What to produce → Return a copy of each line that holds the string "slope".

Data items →
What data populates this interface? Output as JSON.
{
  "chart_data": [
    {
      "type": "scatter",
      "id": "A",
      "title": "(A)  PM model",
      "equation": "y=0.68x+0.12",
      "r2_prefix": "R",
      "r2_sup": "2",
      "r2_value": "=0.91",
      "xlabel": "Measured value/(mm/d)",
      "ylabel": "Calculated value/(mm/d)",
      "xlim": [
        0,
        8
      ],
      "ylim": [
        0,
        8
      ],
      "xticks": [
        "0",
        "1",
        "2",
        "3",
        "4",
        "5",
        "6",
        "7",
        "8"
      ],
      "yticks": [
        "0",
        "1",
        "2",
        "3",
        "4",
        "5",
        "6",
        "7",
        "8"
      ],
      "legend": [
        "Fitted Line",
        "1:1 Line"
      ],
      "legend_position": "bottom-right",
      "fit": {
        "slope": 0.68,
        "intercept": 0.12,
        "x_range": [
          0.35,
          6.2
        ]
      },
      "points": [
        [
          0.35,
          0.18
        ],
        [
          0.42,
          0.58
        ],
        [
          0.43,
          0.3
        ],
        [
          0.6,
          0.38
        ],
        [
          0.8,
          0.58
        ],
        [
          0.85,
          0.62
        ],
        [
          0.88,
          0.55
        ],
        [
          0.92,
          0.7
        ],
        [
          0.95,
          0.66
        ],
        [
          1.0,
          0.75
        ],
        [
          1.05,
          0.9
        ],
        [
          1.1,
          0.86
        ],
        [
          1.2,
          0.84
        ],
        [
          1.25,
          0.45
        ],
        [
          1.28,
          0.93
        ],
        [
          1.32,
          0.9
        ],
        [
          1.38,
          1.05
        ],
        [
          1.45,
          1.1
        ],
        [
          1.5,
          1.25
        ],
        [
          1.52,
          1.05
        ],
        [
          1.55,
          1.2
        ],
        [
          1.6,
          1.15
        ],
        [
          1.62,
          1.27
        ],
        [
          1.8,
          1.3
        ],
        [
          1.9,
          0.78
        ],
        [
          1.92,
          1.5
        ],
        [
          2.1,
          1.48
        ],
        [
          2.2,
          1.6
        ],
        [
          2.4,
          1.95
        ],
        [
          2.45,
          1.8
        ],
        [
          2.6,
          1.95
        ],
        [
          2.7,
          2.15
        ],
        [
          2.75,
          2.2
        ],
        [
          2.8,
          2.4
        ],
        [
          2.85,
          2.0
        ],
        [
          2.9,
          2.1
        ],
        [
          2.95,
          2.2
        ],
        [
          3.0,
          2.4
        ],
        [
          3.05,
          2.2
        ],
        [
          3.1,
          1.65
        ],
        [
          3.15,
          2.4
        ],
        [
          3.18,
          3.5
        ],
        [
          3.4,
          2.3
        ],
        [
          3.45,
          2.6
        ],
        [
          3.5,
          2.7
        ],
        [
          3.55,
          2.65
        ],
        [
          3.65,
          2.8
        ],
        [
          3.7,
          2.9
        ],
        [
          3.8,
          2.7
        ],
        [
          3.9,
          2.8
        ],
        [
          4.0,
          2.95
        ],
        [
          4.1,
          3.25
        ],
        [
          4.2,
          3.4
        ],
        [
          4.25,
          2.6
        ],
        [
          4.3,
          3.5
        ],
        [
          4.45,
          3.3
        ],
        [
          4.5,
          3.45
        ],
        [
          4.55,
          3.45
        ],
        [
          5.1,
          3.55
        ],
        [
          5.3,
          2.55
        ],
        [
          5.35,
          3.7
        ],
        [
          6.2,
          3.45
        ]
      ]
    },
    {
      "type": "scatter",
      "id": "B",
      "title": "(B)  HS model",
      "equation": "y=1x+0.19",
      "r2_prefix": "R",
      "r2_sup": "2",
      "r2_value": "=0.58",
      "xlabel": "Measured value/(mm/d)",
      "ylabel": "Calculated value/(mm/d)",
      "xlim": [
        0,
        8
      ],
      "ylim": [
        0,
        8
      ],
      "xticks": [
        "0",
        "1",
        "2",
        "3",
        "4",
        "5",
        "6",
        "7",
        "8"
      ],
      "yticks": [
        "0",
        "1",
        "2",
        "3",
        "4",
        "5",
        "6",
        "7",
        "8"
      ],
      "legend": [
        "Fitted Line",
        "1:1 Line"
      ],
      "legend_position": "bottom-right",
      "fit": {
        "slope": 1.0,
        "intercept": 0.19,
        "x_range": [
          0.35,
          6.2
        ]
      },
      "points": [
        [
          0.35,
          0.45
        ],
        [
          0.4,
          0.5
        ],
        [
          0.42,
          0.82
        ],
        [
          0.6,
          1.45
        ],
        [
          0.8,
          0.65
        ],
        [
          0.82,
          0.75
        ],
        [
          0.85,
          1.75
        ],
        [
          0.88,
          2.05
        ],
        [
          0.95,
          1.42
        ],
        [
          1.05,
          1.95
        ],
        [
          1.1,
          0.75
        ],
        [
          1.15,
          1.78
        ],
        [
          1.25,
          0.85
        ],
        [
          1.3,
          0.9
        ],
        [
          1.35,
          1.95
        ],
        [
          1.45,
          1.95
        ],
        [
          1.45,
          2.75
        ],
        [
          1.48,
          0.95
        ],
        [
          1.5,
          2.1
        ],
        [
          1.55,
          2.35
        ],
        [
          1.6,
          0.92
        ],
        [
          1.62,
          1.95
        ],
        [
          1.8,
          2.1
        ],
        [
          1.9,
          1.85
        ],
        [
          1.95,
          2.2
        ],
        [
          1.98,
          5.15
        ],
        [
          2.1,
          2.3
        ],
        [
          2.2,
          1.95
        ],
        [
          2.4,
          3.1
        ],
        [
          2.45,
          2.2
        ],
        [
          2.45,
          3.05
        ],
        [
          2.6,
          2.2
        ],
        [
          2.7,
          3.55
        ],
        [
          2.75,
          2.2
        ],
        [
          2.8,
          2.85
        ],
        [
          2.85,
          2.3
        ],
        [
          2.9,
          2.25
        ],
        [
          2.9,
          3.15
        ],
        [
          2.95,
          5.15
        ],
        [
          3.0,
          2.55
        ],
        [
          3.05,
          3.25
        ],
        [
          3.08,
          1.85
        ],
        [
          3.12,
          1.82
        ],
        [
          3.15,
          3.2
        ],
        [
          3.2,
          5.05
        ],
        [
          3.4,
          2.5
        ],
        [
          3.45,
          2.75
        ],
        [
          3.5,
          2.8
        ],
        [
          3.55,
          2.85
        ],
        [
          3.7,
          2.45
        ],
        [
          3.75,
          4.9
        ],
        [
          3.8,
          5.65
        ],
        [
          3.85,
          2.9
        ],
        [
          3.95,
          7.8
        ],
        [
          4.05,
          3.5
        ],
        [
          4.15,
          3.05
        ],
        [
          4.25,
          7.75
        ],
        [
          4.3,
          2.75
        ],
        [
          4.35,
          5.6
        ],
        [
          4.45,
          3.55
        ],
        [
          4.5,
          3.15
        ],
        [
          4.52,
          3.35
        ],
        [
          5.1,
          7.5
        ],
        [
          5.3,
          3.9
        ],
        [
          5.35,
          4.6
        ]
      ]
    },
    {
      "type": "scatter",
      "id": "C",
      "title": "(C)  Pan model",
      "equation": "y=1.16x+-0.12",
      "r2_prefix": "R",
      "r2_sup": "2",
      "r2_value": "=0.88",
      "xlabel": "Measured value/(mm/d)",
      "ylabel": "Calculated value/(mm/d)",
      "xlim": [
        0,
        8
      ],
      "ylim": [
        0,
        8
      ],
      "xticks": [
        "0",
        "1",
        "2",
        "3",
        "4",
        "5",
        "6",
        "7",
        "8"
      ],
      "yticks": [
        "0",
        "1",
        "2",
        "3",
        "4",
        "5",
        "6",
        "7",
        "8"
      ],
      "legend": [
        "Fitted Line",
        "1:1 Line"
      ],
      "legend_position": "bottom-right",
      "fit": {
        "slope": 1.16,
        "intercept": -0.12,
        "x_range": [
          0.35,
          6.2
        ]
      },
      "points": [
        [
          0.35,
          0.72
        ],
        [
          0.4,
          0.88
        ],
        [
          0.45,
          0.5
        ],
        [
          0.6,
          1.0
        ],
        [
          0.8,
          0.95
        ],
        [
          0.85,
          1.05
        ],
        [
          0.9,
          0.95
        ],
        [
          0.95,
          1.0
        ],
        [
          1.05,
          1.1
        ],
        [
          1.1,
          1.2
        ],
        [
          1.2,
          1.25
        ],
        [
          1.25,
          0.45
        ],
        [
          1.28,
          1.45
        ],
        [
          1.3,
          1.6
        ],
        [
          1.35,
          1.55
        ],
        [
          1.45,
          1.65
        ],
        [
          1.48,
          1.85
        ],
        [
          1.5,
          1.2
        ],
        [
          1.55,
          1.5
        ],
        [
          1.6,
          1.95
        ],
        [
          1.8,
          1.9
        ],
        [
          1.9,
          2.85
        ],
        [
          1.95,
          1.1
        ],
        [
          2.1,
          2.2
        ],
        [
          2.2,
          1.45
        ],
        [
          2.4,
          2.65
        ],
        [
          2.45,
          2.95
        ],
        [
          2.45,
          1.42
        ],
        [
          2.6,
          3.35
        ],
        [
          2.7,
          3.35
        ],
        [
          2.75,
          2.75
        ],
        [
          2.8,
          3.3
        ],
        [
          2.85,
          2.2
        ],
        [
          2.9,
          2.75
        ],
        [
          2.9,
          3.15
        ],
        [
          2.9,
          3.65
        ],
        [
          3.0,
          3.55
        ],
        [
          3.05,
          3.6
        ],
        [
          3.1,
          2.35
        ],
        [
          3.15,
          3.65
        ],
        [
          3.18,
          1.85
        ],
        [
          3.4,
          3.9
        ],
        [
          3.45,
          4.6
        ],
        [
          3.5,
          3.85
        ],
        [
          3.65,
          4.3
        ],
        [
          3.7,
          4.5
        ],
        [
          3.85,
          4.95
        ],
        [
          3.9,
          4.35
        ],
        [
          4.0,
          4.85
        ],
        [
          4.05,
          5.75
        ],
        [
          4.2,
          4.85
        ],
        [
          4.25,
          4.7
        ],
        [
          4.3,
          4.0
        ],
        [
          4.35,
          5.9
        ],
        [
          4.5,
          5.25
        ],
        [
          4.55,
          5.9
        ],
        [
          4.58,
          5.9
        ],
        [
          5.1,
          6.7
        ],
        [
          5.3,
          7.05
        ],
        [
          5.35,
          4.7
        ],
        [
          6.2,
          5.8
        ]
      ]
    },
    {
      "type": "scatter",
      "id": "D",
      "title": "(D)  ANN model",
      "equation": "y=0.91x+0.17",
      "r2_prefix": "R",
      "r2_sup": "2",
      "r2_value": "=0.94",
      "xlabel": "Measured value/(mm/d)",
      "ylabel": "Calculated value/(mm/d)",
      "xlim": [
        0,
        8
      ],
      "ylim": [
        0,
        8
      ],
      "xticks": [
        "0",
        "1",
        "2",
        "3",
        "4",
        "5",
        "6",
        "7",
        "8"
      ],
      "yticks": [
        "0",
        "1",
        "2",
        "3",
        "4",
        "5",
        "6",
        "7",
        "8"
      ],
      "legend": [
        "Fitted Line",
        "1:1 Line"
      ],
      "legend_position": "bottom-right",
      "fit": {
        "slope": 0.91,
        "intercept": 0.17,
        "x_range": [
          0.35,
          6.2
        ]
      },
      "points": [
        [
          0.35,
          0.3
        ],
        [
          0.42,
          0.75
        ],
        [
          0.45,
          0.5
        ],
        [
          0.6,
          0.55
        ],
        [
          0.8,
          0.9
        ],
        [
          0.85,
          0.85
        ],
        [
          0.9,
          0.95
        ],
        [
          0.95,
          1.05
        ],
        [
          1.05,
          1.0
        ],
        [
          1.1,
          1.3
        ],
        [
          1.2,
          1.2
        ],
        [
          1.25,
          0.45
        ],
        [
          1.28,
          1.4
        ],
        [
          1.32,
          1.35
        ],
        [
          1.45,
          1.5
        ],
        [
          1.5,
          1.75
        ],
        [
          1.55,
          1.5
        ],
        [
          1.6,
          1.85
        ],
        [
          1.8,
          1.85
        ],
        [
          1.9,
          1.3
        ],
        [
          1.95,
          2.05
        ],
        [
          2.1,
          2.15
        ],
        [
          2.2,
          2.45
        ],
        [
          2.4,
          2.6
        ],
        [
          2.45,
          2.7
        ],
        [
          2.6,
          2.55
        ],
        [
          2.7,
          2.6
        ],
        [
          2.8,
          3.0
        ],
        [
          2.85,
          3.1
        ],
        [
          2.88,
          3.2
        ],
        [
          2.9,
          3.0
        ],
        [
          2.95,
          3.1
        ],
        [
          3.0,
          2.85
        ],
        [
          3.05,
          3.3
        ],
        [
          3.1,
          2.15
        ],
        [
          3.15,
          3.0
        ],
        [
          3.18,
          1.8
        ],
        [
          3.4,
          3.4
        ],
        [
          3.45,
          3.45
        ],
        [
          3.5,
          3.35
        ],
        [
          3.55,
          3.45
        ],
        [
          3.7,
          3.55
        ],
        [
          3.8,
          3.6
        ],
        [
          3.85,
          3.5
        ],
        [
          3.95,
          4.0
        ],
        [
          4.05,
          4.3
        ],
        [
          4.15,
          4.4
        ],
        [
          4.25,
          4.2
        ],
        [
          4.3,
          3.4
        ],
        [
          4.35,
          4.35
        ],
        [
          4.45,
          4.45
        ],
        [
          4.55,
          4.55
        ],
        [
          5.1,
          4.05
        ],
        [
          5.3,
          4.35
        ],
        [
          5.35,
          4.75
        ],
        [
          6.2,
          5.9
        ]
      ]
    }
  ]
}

Output for this exercise →
        "slope": 0.68,
        "slope": 1.0,
        "slope": 1.16,
        "slope": 0.91,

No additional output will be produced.